To do:
Skip every picture and transcribe the remaining material exactly.

[BEGIN Given records]

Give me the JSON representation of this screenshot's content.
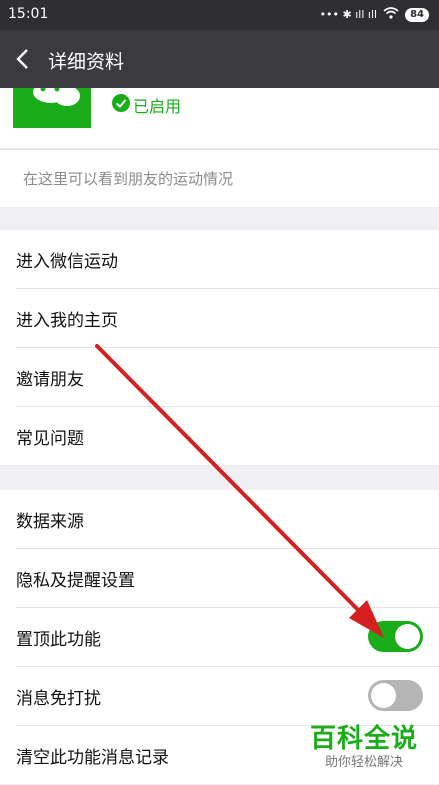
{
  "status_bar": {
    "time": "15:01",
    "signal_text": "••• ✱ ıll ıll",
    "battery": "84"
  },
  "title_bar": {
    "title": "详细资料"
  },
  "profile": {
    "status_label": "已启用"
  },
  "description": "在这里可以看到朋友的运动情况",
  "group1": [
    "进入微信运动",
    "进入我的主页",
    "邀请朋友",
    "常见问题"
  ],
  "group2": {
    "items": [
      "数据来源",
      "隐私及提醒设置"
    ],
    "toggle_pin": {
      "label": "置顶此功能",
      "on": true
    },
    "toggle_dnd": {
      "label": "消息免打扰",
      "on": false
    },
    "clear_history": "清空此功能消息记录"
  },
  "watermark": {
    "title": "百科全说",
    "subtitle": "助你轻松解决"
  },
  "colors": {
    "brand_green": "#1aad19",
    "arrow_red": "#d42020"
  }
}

[END Given records]

Result below:
Give me the JSON representation of this screenshot's content.
{
  "status_bar": {
    "time": "15:01",
    "signal_text": "••• ✱ ıll ıll",
    "battery": "84"
  },
  "title_bar": {
    "title": "详细资料"
  },
  "profile": {
    "status_label": "已启用"
  },
  "description": "在这里可以看到朋友的运动情况",
  "group1": [
    "进入微信运动",
    "进入我的主页",
    "邀请朋友",
    "常见问题"
  ],
  "group2": {
    "items": [
      "数据来源",
      "隐私及提醒设置"
    ],
    "toggle_pin": {
      "label": "置顶此功能",
      "on": true
    },
    "toggle_dnd": {
      "label": "消息免打扰",
      "on": false
    },
    "clear_history": "清空此功能消息记录"
  },
  "watermark": {
    "title": "百科全说",
    "subtitle": "助你轻松解决"
  },
  "colors": {
    "brand_green": "#1aad19",
    "arrow_red": "#d42020"
  }
}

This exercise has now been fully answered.